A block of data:
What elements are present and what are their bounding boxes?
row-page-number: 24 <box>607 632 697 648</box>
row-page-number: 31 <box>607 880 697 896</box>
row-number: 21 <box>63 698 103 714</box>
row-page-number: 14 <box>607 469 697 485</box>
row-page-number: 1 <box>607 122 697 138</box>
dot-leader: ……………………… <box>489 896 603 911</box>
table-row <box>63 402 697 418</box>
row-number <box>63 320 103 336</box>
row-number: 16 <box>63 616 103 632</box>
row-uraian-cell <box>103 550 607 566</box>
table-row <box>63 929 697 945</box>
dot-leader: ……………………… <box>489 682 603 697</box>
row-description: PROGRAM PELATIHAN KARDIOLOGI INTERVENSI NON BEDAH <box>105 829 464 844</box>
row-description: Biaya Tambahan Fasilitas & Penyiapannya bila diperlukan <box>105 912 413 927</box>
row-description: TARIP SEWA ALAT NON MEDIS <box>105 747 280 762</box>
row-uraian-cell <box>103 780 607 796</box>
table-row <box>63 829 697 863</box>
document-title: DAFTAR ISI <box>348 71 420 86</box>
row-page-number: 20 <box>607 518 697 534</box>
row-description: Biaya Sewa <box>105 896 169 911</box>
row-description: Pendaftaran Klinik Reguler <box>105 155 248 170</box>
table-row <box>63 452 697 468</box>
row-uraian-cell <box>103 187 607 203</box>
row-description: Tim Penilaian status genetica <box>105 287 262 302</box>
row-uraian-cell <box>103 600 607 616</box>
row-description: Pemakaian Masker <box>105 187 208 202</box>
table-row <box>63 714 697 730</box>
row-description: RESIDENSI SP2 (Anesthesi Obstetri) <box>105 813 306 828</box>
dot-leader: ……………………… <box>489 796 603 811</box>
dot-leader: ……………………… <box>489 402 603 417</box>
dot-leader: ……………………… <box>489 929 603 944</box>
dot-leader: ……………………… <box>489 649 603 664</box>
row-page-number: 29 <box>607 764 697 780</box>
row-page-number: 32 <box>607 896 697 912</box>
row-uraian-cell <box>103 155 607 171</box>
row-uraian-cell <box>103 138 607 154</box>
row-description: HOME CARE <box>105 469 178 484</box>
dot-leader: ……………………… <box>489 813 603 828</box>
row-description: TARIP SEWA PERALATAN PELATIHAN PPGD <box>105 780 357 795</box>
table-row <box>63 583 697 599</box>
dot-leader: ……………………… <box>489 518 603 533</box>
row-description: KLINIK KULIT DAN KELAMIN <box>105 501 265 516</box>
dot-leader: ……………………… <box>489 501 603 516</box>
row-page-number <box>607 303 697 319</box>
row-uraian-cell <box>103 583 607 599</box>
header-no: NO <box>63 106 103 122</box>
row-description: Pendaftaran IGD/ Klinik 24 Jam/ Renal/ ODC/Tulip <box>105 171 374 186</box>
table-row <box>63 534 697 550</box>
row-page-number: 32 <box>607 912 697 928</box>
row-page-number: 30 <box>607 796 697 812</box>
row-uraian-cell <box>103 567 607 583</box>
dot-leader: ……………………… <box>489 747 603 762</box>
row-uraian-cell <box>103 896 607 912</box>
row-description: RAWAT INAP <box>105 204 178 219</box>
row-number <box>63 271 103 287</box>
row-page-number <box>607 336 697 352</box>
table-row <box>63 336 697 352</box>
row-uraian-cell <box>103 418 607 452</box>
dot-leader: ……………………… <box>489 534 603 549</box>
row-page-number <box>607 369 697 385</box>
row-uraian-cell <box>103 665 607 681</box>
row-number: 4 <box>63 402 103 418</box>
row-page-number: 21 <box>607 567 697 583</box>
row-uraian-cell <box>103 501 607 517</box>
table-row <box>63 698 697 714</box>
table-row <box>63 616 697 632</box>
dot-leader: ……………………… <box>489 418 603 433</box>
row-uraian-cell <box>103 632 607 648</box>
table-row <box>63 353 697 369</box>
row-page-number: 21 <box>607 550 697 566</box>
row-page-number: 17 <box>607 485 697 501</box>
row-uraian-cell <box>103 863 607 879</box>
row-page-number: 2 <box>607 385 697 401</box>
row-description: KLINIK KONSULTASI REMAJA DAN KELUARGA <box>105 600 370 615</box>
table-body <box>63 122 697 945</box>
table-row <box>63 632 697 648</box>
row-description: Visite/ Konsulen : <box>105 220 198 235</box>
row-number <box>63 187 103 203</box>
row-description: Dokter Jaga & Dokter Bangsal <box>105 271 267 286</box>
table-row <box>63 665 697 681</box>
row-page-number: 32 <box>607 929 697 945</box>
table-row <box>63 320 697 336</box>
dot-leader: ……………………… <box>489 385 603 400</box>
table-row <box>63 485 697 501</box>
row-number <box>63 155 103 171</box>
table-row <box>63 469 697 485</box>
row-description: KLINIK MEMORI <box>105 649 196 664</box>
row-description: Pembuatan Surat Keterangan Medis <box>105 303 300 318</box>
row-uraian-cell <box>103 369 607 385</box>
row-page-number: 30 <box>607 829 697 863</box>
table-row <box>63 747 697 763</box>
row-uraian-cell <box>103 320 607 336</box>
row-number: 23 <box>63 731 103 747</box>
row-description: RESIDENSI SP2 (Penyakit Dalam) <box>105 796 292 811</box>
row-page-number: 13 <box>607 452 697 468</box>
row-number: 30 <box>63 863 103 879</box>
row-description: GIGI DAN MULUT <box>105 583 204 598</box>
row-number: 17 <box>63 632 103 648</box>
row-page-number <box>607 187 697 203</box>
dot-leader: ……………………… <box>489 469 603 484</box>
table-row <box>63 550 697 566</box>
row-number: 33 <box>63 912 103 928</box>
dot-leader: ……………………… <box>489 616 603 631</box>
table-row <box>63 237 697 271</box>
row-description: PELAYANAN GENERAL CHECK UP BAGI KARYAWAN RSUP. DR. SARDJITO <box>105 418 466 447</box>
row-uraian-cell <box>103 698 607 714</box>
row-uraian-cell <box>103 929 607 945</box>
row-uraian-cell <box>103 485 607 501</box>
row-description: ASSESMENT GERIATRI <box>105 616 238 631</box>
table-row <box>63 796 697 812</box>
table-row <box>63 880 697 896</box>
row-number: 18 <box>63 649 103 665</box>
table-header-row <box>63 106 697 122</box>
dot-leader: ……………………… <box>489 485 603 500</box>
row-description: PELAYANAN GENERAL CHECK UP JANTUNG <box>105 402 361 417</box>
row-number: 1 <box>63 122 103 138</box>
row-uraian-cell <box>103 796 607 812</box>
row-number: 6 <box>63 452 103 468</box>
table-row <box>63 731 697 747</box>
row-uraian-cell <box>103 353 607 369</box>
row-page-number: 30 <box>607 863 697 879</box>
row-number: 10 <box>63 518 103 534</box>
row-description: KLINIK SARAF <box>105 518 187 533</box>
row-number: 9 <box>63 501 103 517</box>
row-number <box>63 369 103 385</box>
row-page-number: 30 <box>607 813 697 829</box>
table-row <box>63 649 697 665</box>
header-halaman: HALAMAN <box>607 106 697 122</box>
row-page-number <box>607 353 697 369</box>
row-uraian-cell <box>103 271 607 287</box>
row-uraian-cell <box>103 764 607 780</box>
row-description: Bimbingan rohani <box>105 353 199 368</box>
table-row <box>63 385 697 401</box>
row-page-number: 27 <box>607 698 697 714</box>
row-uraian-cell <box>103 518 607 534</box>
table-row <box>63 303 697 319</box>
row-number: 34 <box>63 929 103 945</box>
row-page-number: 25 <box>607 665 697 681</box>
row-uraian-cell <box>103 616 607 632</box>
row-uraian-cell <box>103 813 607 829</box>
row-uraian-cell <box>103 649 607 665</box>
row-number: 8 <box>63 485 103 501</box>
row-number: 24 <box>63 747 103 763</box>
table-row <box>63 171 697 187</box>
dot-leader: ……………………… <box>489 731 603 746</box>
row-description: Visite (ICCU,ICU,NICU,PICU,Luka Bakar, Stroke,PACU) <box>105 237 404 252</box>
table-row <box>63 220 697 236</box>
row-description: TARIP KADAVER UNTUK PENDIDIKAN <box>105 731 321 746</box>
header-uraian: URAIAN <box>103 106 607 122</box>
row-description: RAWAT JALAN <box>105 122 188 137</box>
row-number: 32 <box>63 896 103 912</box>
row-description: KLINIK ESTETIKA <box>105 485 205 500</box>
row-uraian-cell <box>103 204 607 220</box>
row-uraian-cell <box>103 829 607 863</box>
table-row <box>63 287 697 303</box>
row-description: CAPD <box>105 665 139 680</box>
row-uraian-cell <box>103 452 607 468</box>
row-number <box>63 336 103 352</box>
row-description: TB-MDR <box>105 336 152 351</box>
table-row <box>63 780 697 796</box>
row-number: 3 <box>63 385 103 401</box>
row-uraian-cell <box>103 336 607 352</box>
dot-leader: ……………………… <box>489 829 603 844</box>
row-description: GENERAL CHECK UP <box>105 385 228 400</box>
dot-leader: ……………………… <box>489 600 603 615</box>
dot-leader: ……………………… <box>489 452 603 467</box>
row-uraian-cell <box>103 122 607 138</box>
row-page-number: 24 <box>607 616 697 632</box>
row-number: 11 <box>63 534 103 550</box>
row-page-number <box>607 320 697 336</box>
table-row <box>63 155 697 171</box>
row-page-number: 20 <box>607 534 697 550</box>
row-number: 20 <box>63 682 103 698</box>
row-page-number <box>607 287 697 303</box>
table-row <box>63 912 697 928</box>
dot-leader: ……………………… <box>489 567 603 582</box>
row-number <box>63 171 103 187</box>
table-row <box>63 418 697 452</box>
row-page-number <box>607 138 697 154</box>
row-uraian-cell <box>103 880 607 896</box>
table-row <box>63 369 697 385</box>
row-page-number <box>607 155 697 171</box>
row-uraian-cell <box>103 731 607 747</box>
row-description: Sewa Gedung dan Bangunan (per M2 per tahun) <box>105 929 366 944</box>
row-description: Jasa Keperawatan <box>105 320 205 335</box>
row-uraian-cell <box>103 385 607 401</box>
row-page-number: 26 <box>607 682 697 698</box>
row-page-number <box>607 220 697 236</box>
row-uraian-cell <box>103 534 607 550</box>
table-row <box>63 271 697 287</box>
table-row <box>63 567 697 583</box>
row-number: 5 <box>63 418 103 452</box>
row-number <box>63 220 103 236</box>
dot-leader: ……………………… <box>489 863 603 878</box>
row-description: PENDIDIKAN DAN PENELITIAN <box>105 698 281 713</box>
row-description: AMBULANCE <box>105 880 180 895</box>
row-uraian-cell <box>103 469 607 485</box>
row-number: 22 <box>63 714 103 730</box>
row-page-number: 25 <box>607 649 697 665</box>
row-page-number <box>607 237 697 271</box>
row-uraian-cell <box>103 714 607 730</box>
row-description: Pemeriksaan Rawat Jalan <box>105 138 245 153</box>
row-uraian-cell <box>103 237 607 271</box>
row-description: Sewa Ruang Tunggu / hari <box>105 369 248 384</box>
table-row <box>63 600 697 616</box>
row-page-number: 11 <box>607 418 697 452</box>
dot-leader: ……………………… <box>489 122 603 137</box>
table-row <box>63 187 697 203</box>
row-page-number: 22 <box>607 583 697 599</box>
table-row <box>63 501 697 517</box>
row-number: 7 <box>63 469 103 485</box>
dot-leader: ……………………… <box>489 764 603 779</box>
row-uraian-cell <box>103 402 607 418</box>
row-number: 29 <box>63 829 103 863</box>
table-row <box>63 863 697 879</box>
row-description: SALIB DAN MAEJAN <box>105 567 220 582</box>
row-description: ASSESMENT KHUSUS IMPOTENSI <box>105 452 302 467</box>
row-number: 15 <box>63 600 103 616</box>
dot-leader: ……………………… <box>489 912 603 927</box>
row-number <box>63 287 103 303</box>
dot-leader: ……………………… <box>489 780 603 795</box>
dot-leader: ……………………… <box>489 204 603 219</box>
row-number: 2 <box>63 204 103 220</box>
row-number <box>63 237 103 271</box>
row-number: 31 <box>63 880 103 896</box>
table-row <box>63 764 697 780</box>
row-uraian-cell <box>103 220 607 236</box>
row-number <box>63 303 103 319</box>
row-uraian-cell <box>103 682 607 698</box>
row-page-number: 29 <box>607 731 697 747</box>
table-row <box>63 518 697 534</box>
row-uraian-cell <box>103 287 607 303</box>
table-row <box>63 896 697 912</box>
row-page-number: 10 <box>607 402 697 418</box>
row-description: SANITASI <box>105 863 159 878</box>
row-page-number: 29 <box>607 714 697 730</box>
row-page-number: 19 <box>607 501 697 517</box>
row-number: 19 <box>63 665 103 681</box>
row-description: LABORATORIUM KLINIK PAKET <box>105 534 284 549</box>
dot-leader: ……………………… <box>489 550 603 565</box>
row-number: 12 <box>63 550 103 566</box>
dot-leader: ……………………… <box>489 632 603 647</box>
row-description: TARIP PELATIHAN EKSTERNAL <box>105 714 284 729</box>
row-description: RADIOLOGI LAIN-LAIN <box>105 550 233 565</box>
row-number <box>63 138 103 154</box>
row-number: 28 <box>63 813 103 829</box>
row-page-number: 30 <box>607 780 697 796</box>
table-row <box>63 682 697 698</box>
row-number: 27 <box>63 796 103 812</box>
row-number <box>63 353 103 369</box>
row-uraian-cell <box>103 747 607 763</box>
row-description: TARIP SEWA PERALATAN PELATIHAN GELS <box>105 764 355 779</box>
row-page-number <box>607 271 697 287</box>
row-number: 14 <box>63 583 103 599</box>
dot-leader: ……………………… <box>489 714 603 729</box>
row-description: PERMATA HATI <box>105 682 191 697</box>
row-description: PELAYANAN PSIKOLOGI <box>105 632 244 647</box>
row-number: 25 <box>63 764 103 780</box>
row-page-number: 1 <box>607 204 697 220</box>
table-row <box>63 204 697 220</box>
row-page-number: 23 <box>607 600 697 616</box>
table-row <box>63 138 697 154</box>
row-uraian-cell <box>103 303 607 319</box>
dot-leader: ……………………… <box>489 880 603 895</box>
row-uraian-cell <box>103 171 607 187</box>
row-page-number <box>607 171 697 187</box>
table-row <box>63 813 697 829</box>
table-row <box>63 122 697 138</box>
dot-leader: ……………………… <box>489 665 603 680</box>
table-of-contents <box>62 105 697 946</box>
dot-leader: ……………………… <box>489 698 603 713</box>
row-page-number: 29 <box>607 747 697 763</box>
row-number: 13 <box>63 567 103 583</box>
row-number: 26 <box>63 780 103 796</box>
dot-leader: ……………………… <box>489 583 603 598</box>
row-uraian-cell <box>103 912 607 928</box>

### Requirement
Rewrite the listing from its start through the line containing "dot-leader: ……………………… <box>489 813", changing each "row-uraian-cell" to "row-content-cell" and leaving everything else unchanged.

### The result
What elements are present and what are their bounding boxes?
row-page-number: 24 <box>607 632 697 648</box>
row-page-number: 31 <box>607 880 697 896</box>
row-number: 21 <box>63 698 103 714</box>
row-page-number: 14 <box>607 469 697 485</box>
row-page-number: 1 <box>607 122 697 138</box>
dot-leader: ……………………… <box>489 896 603 911</box>
table-row <box>63 402 697 418</box>
row-number <box>63 320 103 336</box>
row-number: 16 <box>63 616 103 632</box>
row-content-cell <box>103 550 607 566</box>
table-row <box>63 929 697 945</box>
dot-leader: ……………………… <box>489 682 603 697</box>
row-description: PROGRAM PELATIHAN KARDIOLOGI INTERVENSI NON BEDAH <box>105 829 464 844</box>
row-description: Biaya Tambahan Fasilitas & Penyiapannya bila diperlukan <box>105 912 413 927</box>
row-description: TARIP SEWA ALAT NON MEDIS <box>105 747 280 762</box>
row-content-cell <box>103 780 607 796</box>
table-row <box>63 829 697 863</box>
document-title: DAFTAR ISI <box>348 71 420 86</box>
row-page-number: 20 <box>607 518 697 534</box>
row-description: Biaya Sewa <box>105 896 169 911</box>
row-description: Pendaftaran Klinik Reguler <box>105 155 248 170</box>
table-row <box>63 452 697 468</box>
row-content-cell <box>103 187 607 203</box>
row-description: Tim Penilaian status genetica <box>105 287 262 302</box>
row-content-cell <box>103 600 607 616</box>
row-description: Pemakaian Masker <box>105 187 208 202</box>
table-row <box>63 714 697 730</box>
row-description: RESIDENSI SP2 (Anesthesi Obstetri) <box>105 813 306 828</box>
dot-leader: ……………………… <box>489 796 603 811</box>
dot-leader: ……………………… <box>489 402 603 417</box>
dot-leader: ……………………… <box>489 929 603 944</box>
dot-leader: ……………………… <box>489 649 603 664</box>
row-page-number: 29 <box>607 764 697 780</box>
row-page-number: 32 <box>607 896 697 912</box>
row-content-cell <box>103 155 607 171</box>
row-content-cell <box>103 138 607 154</box>
row-description: HOME CARE <box>105 469 178 484</box>
dot-leader: ……………………… <box>489 813 603 828</box>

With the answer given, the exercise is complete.